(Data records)
§ §

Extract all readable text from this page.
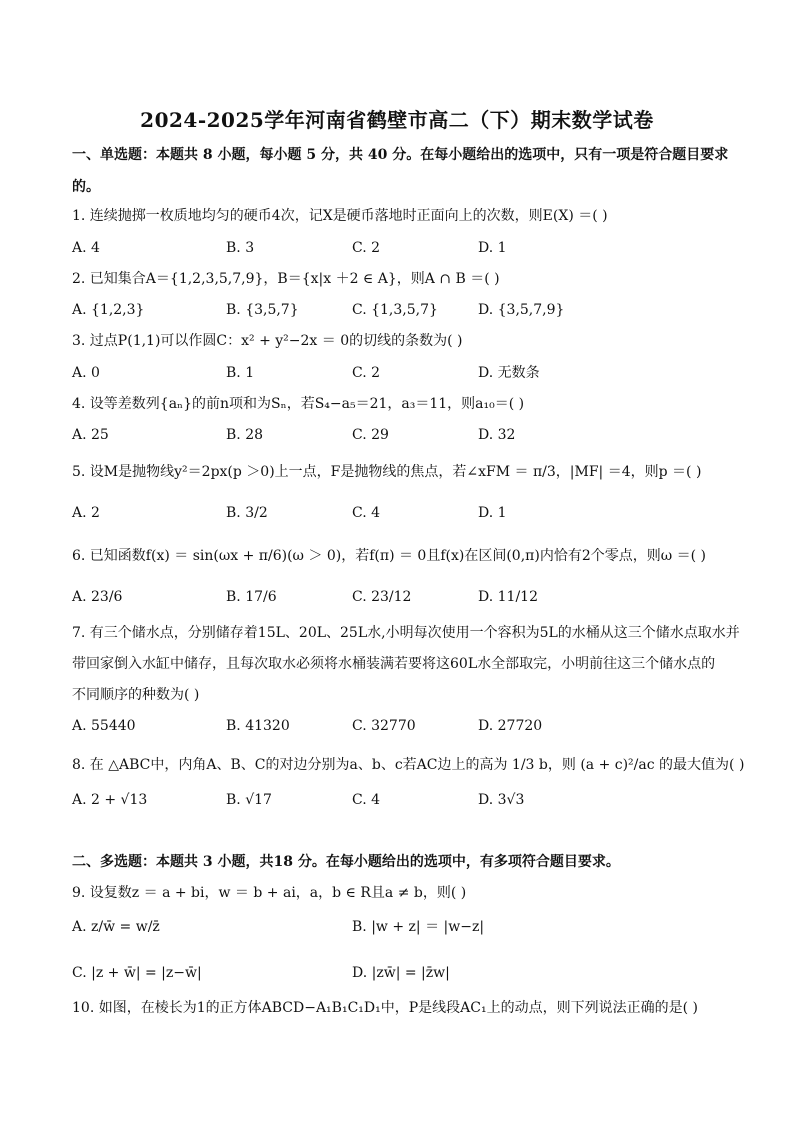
2024-2025学年河南省鹤壁市高二（下）期末数学试卷
一、单选题：本题共 8 小题，每小题 5 分，共 40 分。在每小题给出的选项中，只有一项是符合题目要求
的。
1. 连续抛掷一枚质地均匀的硬币4次，记X是硬币落地时正面向上的次数，则E(X) ＝( )
A. 4	B. 3	C. 2	D. 1
2. 已知集合A＝{1,2,3,5,7,9}，B＝{x|x ＋2 ∈ A}，则A ∩ B ＝( )
A. {1,2,3}	B. {3,5,7}	C. {1,3,5,7}	D. {3,5,7,9}
3. 过点P(1,1)可以作圆C：x² + y²−2x ＝ 0的切线的条数为( )
A. 0	B. 1	C. 2	D. 无数条
4. 设等差数列{aₙ}的前n项和为Sₙ，若S₄−a₅＝21，a₃＝11，则a₁₀＝( )
A. 25	B. 28	C. 29	D. 32
5. 设M是抛物线y²＝2px(p ＞0)上一点，F是抛物线的焦点，若∠xFM ＝ π/3，|MF| ＝4，则p ＝( )
A. 2	B. 3/2	C. 4	D. 1
6. 已知函数f(x) ＝ sin(ωx + π/6)(ω ＞ 0)，若f(π) ＝ 0且f(x)在区间(0,π)内恰有2个零点，则ω ＝( )
A. 23/6	B. 17/6	C. 23/12	D. 11/12
7. 有三个储水点，分别储存着15L、20L、25L水,小明每次使用一个容积为5L的水桶从这三个储水点取水并
带回家倒入水缸中储存，且每次取水必须将水桶装满若要将这60L水全部取完，小明前往这三个储水点的
不同顺序的种数为( )
A. 55440	B. 41320	C. 32770	D. 27720
8. 在 △ABC中，内角A、B、C的对边分别为a、b、c若AC边上的高为 1/3 b，则 (a + c)²/ac 的最大值为( )
A. 2 + √13	B. √17	C. 4	D. 3√3
二、多选题：本题共 3 小题，共18 分。在每小题给出的选项中，有多项符合题目要求。
9. 设复数z ＝ a + bi，w ＝ b + ai，a，b ∈ R且a ≠ b，则( )
A. z/w̄ = w/z̄	B. |w + z| ＝ |w−z|
C. |z + w̄| = |z−w̄|	D. |zw̄| = |z̄w|
10. 如图，在棱长为1的正方体ABCD−A₁B₁C₁D₁中，P是线段AC₁上的动点，则下列说法正确的是( )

§ §

What is needed: Give an exact copy of the material, leaving out every picture.

Result of this exercise:
Extract all readable text from this page.
2024-2025学年河南省鹤壁市高二（下）期末数学试卷
一、单选题：本题共 8 小题，每小题 5 分，共 40 分。在每小题给出的选项中，只有一项是符合题目要求
的。
1. 连续抛掷一枚质地均匀的硬币4次，记X是硬币落地时正面向上的次数，则E(X) ＝( )
A. 4	B. 3	C. 2	D. 1
2. 已知集合A＝{1,2,3,5,7,9}，B＝{x|x ＋2 ∈ A}，则A ∩ B ＝( )
A. {1,2,3}	B. {3,5,7}	C. {1,3,5,7}	D. {3,5,7,9}
3. 过点P(1,1)可以作圆C：x² + y²−2x ＝ 0的切线的条数为( )
A. 0	B. 1	C. 2	D. 无数条
4. 设等差数列{aₙ}的前n项和为Sₙ，若S₄−a₅＝21，a₃＝11，则a₁₀＝( )
A. 25	B. 28	C. 29	D. 32
5. 设M是抛物线y²＝2px(p ＞0)上一点，F是抛物线的焦点，若∠xFM ＝ π/3，|MF| ＝4，则p ＝( )
A. 2	B. 3/2	C. 4	D. 1
6. 已知函数f(x) ＝ sin(ωx + π/6)(ω ＞ 0)，若f(π) ＝ 0且f(x)在区间(0,π)内恰有2个零点，则ω ＝( )
A. 23/6	B. 17/6	C. 23/12	D. 11/12
7. 有三个储水点，分别储存着15L、20L、25L水,小明每次使用一个容积为5L的水桶从这三个储水点取水并
带回家倒入水缸中储存，且每次取水必须将水桶装满若要将这60L水全部取完，小明前往这三个储水点的
不同顺序的种数为( )
A. 55440	B. 41320	C. 32770	D. 27720
8. 在 △ABC中，内角A、B、C的对边分别为a、b、c若AC边上的高为 1/3 b，则 (a + c)²/ac 的最大值为( )
A. 2 + √13	B. √17	C. 4	D. 3√3
二、多选题：本题共 3 小题，共18 分。在每小题给出的选项中，有多项符合题目要求。
9. 设复数z ＝ a + bi，w ＝ b + ai，a，b ∈ R且a ≠ b，则( )
A. z/w̄ = w/z̄	B. |w + z| ＝ |w−z|
C. |z + w̄| = |z−w̄|	D. |zw̄| = |z̄w|
10. 如图，在棱长为1的正方体ABCD−A₁B₁C₁D₁中，P是线段AC₁上的动点，则下列说法正确的是( )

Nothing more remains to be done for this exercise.